# [Chart and figure data]
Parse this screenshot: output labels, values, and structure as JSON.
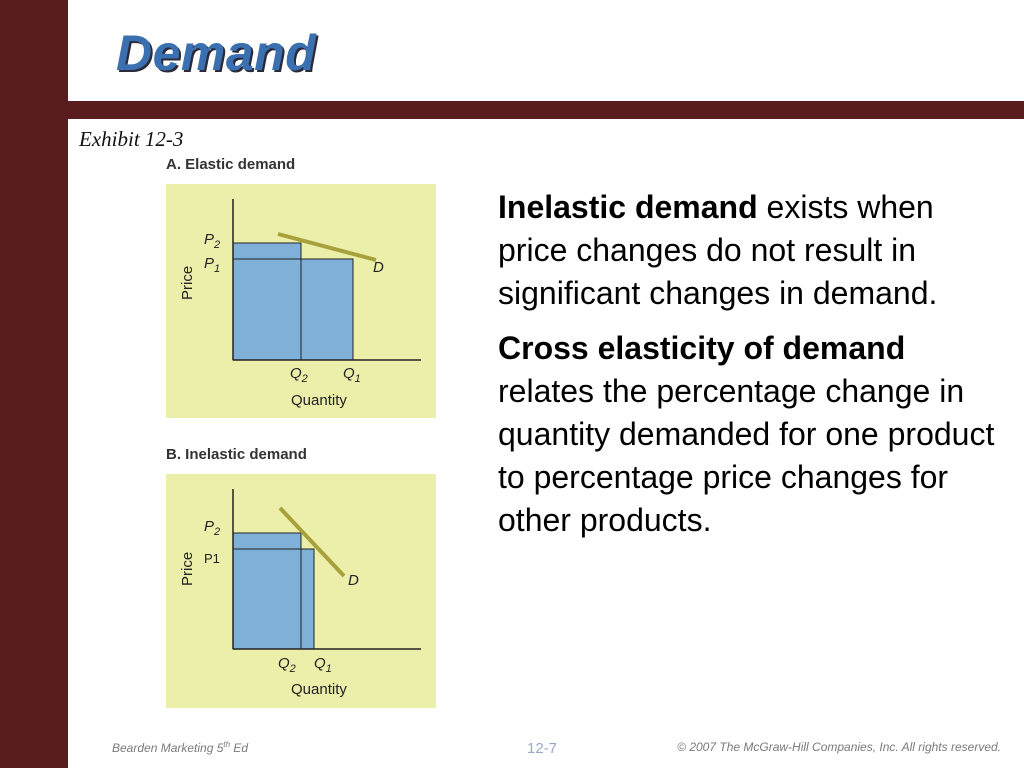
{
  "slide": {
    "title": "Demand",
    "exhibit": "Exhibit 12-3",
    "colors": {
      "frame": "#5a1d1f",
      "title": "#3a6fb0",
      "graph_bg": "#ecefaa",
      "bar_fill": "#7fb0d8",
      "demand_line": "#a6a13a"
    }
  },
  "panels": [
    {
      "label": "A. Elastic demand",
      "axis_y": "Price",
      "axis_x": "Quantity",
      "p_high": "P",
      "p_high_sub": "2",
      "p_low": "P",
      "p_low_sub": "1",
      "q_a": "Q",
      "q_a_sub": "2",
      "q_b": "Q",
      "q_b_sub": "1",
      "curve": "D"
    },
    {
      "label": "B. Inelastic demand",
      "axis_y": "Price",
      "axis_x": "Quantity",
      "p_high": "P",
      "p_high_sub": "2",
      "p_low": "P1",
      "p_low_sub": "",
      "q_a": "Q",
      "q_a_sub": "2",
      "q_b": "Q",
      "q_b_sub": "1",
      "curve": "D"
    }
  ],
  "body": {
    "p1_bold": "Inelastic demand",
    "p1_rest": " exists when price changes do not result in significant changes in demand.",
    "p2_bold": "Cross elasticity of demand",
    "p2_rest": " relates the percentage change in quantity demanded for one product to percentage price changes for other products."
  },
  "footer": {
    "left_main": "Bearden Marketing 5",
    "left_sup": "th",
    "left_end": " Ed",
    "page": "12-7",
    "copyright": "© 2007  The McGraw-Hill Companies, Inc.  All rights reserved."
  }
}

# [Task statement]
Print out the lines exactly, skipping any picture.

# [Answer to the problem]
Parse this screenshot: output labels, values, and structure as JSON.
{
  "slide": {
    "title": "Demand",
    "exhibit": "Exhibit 12-3",
    "colors": {
      "frame": "#5a1d1f",
      "title": "#3a6fb0",
      "graph_bg": "#ecefaa",
      "bar_fill": "#7fb0d8",
      "demand_line": "#a6a13a"
    }
  },
  "panels": [
    {
      "label": "A. Elastic demand",
      "axis_y": "Price",
      "axis_x": "Quantity",
      "p_high": "P",
      "p_high_sub": "2",
      "p_low": "P",
      "p_low_sub": "1",
      "q_a": "Q",
      "q_a_sub": "2",
      "q_b": "Q",
      "q_b_sub": "1",
      "curve": "D"
    },
    {
      "label": "B. Inelastic demand",
      "axis_y": "Price",
      "axis_x": "Quantity",
      "p_high": "P",
      "p_high_sub": "2",
      "p_low": "P1",
      "p_low_sub": "",
      "q_a": "Q",
      "q_a_sub": "2",
      "q_b": "Q",
      "q_b_sub": "1",
      "curve": "D"
    }
  ],
  "body": {
    "p1_bold": "Inelastic demand",
    "p1_rest": " exists when price changes do not result in significant changes in demand.",
    "p2_bold": "Cross elasticity of demand",
    "p2_rest": " relates the percentage change in quantity demanded for one product to percentage price changes for other products."
  },
  "footer": {
    "left_main": "Bearden Marketing 5",
    "left_sup": "th",
    "left_end": " Ed",
    "page": "12-7",
    "copyright": "© 2007  The McGraw-Hill Companies, Inc.  All rights reserved."
  }
}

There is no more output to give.